___ DATASET EXTRACT

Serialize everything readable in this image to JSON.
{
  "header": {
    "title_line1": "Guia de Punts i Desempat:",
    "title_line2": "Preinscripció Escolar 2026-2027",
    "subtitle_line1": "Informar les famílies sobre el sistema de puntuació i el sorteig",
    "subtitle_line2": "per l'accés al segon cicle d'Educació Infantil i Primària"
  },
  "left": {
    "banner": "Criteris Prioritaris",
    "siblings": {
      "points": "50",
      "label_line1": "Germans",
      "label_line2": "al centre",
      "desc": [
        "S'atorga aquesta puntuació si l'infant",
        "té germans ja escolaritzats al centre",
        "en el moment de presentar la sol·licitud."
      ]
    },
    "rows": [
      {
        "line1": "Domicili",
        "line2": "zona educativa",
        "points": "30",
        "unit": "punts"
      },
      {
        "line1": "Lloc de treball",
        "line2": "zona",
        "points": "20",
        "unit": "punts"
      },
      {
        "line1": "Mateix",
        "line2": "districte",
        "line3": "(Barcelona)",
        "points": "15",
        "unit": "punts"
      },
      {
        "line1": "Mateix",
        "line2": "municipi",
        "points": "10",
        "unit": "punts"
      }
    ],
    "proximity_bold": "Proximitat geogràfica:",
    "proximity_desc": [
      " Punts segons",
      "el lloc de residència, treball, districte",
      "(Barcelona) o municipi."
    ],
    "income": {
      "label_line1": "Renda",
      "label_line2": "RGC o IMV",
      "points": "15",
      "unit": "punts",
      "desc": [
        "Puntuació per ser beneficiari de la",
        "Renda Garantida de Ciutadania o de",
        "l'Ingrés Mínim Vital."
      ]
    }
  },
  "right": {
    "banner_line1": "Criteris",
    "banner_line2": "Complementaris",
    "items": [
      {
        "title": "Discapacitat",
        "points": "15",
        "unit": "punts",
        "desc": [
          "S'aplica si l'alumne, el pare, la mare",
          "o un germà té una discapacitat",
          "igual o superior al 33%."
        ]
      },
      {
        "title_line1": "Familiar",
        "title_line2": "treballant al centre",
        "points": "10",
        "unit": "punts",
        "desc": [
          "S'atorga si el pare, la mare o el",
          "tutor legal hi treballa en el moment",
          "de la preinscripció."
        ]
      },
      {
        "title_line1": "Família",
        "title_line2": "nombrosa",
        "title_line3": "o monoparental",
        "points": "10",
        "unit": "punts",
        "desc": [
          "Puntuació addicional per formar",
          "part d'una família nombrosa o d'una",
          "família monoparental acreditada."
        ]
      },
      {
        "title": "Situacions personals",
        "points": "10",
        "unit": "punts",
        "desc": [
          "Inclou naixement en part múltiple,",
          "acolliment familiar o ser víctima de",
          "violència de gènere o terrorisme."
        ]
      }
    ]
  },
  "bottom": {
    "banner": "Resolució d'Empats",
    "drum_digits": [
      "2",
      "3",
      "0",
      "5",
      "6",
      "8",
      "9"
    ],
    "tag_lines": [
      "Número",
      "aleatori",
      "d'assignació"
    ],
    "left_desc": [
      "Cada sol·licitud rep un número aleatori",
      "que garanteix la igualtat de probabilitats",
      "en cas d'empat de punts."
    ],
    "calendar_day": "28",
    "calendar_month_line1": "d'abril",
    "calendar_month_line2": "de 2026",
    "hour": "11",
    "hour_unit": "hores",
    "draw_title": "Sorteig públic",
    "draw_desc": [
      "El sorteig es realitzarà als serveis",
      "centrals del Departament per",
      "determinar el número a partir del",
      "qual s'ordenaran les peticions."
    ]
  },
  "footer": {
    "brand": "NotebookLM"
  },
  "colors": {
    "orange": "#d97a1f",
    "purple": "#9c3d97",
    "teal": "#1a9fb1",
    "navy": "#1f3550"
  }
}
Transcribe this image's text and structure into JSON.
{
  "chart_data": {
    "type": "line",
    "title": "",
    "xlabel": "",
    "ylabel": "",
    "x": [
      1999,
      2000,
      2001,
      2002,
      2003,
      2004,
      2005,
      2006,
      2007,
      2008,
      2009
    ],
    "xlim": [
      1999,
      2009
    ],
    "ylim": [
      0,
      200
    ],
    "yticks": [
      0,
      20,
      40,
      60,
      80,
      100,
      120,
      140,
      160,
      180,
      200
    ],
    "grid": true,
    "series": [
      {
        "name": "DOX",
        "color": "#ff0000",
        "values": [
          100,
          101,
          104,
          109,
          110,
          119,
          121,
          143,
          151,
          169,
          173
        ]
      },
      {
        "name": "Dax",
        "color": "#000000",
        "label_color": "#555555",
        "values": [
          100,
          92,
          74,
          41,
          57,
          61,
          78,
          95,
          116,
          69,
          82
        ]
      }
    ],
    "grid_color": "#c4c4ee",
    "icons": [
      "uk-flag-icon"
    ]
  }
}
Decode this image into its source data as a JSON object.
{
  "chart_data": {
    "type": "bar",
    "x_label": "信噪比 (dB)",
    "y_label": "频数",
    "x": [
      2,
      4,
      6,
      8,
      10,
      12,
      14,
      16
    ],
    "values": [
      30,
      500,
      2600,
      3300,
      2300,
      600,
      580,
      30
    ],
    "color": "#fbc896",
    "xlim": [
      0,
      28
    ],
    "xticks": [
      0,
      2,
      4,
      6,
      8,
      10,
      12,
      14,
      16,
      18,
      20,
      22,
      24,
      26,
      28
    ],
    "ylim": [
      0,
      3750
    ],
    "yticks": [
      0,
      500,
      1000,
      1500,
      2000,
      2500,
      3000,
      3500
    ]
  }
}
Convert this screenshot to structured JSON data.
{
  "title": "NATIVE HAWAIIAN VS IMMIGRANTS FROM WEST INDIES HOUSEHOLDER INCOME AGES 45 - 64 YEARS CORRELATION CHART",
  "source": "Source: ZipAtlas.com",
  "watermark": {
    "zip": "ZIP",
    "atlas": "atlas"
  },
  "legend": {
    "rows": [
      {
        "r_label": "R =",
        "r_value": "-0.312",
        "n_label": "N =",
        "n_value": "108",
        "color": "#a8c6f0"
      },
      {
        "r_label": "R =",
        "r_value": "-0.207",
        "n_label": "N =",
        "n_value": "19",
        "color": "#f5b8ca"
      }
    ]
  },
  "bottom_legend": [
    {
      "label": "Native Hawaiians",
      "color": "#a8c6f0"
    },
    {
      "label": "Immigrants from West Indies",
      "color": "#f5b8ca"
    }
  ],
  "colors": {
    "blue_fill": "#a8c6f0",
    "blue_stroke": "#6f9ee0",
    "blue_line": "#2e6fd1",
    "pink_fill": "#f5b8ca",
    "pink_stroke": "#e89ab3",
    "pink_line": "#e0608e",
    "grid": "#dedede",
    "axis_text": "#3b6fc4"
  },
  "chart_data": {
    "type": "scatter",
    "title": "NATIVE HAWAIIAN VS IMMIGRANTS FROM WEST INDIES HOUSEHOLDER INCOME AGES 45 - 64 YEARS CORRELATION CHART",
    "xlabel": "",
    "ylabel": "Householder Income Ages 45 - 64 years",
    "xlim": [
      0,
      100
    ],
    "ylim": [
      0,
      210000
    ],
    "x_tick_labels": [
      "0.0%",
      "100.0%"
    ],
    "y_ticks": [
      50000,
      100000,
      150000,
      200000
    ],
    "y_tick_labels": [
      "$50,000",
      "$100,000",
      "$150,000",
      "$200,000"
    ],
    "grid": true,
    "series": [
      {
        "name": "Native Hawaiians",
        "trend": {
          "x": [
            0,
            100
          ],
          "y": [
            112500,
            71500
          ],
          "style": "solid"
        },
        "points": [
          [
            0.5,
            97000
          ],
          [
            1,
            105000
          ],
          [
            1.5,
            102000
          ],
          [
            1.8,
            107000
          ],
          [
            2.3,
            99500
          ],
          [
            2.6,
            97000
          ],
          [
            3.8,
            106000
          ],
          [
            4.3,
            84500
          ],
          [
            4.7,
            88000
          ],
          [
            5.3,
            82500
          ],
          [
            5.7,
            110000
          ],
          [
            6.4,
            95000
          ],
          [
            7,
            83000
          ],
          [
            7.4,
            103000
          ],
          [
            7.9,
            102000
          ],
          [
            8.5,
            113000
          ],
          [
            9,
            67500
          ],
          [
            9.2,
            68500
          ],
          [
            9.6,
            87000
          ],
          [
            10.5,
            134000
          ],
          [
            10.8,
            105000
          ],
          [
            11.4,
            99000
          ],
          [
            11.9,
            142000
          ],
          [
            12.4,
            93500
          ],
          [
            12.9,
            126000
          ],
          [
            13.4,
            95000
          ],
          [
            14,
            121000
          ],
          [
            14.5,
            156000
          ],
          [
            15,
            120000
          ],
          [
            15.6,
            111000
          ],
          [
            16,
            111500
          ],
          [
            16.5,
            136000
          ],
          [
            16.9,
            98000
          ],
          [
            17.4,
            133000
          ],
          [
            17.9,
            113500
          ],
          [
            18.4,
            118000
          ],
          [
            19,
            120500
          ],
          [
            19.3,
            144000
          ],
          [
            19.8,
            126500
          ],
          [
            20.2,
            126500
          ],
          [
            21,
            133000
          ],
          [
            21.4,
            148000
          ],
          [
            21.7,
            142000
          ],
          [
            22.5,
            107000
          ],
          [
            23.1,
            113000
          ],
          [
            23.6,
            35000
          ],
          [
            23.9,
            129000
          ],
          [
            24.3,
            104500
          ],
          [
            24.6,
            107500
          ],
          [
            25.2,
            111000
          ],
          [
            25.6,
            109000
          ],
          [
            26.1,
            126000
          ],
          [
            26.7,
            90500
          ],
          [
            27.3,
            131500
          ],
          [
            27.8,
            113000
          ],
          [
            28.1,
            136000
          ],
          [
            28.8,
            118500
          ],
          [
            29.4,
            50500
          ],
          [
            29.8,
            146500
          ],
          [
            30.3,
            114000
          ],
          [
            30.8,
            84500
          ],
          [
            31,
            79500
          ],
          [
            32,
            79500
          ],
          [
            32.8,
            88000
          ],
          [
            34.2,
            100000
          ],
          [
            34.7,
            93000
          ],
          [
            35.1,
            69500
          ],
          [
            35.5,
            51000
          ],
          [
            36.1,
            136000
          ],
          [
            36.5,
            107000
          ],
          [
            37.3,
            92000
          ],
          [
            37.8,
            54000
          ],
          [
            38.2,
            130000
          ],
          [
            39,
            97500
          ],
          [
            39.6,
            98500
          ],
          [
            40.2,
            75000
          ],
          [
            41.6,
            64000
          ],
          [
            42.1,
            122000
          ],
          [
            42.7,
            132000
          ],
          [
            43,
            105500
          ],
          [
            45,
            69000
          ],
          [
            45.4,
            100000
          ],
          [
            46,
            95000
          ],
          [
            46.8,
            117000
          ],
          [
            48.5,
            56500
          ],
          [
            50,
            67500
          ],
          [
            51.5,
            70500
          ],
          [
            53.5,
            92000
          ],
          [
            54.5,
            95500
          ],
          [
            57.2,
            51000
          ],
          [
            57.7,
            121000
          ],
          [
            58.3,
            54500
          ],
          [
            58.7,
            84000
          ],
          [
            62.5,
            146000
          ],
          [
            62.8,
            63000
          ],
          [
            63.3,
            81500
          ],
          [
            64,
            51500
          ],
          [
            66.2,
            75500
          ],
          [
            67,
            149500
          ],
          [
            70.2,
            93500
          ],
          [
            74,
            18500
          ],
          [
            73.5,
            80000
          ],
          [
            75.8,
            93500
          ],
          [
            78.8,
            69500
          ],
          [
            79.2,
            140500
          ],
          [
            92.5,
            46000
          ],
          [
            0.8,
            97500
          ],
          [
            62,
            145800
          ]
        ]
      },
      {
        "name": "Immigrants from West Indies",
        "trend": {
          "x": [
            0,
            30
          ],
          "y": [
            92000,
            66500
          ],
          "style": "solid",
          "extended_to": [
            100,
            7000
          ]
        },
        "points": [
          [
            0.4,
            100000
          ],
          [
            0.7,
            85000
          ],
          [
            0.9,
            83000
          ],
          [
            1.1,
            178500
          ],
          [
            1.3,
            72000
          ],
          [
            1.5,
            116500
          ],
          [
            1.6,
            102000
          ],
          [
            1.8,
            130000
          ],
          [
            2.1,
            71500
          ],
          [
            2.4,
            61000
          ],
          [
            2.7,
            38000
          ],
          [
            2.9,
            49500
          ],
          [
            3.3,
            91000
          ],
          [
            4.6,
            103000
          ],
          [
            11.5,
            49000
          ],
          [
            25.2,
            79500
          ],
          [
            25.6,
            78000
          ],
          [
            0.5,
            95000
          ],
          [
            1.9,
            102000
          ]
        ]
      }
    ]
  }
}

______

* _DESCRIPTION OF THE TASK_: Track down all lines above with the string "image" and copy them.

* _RESPONSE TO THIS TASK_:
Serialize everything readable in this image to JSON.
Transcribe this image's text and structure into JSON.
Decode this image into its source data as a JSON object.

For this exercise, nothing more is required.